<<<<

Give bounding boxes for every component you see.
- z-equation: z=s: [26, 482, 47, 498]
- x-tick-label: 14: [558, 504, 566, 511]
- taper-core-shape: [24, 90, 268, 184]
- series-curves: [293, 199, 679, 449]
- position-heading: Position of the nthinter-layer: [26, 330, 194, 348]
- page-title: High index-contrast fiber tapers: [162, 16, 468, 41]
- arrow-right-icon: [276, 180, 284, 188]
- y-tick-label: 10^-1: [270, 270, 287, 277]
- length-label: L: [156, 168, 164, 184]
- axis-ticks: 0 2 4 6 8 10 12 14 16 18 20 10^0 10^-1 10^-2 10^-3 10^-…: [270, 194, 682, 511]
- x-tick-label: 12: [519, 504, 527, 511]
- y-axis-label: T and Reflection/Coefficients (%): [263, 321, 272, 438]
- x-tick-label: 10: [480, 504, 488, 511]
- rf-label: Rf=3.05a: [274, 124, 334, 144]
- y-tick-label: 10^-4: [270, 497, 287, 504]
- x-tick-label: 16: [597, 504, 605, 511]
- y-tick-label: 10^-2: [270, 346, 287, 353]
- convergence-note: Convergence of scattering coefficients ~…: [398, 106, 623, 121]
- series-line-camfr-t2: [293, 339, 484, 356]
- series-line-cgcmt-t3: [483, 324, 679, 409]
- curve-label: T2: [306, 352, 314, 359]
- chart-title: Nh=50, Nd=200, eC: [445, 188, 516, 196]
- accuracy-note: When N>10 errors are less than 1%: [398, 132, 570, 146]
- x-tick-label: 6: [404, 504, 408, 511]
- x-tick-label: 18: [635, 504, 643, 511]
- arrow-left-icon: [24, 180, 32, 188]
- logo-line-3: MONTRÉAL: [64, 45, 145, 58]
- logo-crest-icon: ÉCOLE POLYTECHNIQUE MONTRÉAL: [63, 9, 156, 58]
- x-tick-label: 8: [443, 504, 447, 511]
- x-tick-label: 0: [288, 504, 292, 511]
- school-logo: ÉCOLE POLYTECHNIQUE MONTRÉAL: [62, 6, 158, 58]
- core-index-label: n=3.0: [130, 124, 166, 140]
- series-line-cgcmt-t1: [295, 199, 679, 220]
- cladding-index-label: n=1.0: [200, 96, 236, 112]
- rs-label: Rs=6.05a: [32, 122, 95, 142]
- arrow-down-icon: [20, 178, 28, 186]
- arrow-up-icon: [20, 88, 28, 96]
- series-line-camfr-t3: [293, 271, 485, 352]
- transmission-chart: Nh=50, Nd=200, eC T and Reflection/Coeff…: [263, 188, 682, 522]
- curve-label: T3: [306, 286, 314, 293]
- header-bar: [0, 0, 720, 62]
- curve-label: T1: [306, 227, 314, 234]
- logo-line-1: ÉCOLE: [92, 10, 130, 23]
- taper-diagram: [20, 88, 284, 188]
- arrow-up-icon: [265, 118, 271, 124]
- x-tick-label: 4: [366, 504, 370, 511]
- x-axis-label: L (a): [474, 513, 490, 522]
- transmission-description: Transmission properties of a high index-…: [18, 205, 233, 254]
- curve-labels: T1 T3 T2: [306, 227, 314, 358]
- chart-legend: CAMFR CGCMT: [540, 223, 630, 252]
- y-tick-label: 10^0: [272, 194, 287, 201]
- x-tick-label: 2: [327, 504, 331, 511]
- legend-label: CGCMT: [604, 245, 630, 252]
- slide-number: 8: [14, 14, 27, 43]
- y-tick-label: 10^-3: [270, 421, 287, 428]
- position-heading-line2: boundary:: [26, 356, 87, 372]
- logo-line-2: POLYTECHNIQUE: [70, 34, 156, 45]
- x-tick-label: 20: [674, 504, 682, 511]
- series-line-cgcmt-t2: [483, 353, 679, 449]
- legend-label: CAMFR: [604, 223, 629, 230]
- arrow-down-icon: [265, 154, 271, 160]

>>>>

* _Job_:
Render all of the data above as a JSON array of strings, with one string per line and blank lines omitted.

* _Task response_:
[
  "Give bounding boxes for every component you see.",
  "- z-equation: z=s: [26, 482, 47, 498]",
  "- x-tick-label: 14: [558, 504, 566, 511]",
  "- taper-core-shape: [24, 90, 268, 184]",
  "- series-curves: [293, 199, 679, 449]",
  "- position-heading: Position of the nthinter-layer: [26, 330, 194, 348]",
  "- page-title: High index-contrast fiber tapers: [162, 16, 468, 41]",
  "- arrow-right-icon: [276, 180, 284, 188]",
  "- y-tick-label: 10^-1: [270, 270, 287, 277]",
  "- length-label: L: [156, 168, 164, 184]",
  "- axis-ticks: 0 2 4 6 8 10 12 14 16 18 20 10^0 10^-1 10^-2 10^-3 10^-…: [270, 194, 682, 511]",
  "- x-tick-label: 12: [519, 504, 527, 511]",
  "- y-axis-label: T and Reflection/Coefficients (%): [263, 321, 272, 438]",
  "- x-tick-label: 10: [480, 504, 488, 511]",
  "- rf-label: Rf=3.05a: [274, 124, 334, 144]",
  "- y-tick-label: 10^-4: [270, 497, 287, 504]",
  "- x-tick-label: 16: [597, 504, 605, 511]",
  "- y-tick-label: 10^-2: [270, 346, 287, 353]",
  "- convergence-note: Convergence of scattering coefficients ~…: [398, 106, 623, 121]",
  "- series-line-camfr-t2: [293, 339, 484, 356]",
  "- series-line-cgcmt-t3: [483, 324, 679, 409]",
  "- curve-label: T2: [306, 352, 314, 359]",
  "- chart-title: Nh=50, Nd=200, eC: [445, 188, 516, 196]",
  "- accuracy-note: When N>10 errors are less than 1%: [398, 132, 570, 146]",
  "- x-tick-label: 6: [404, 504, 408, 511]",
  "- x-tick-label: 18: [635, 504, 643, 511]",
  "- arrow-left-icon: [24, 180, 32, 188]",
  "- logo-line-3: MONTRÉAL: [64, 45, 145, 58]",
  "- logo-crest-icon: ÉCOLE POLYTECHNIQUE MONTRÉAL: [63, 9, 156, 58]",
  "- x-tick-label: 8: [443, 504, 447, 511]",
  "- x-tick-label: 0: [288, 504, 292, 511]",
  "- school-logo: ÉCOLE POLYTECHNIQUE MONTRÉAL: [62, 6, 158, 58]",
  "- core-index-label: n=3.0: [130, 124, 166, 140]",
  "- series-line-cgcmt-t1: [295, 199, 679, 220]",
  "- cladding-index-label: n=1.0: [200, 96, 236, 112]",
  "- rs-label: Rs=6.05a: [32, 122, 95, 142]",
  "- arrow-down-icon: [20, 178, 28, 186]",
  "- arrow-up-icon: [20, 88, 28, 96]",
  "- series-line-camfr-t3: [293, 271, 485, 352]",
  "- transmission-chart: Nh=50, Nd=200, eC T and Reflection/Coeff…: [263, 188, 682, 522]",
  "- curve-label: T3: [306, 286, 314, 293]",
  "- header-bar: [0, 0, 720, 62]",
  "- curve-label: T1: [306, 227, 314, 234]",
  "- logo-line-1: ÉCOLE: [92, 10, 130, 23]",
  "- taper-diagram: [20, 88, 284, 188]",
  "- arrow-up-icon: [265, 118, 271, 124]",
  "- x-tick-label: 4: [366, 504, 370, 511]",
  "- x-axis-label: L (a): [474, 513, 490, 522]",
  "- transmission-description: Transmission properties of a high index-…: [18, 205, 233, 254]",
  "- curve-labels: T1 T3 T2: [306, 227, 314, 358]",
  "- chart-legend: CAMFR CGCMT: [540, 223, 630, 252]",
  "- y-tick-label: 10^0: [272, 194, 287, 201]",
  "- x-tick-label: 2: [327, 504, 331, 511]",
  "- legend-label: CGCMT: [604, 245, 630, 252]",
  "- slide-number: 8: [14, 14, 27, 43]",
  "- y-tick-label: 10^-3: [270, 421, 287, 428]",
  "- position-heading-line2: boundary:: [26, 356, 87, 372]",
  "- logo-line-2: POLYTECHNIQUE: [70, 34, 156, 45]",
  "- x-tick-label: 20: [674, 504, 682, 511]",
  "- series-line-cgcmt-t2: [483, 353, 679, 449]",
  "- legend-label: CAMFR: [604, 223, 629, 230]",
  "- arrow-down-icon: [265, 154, 271, 160]"
]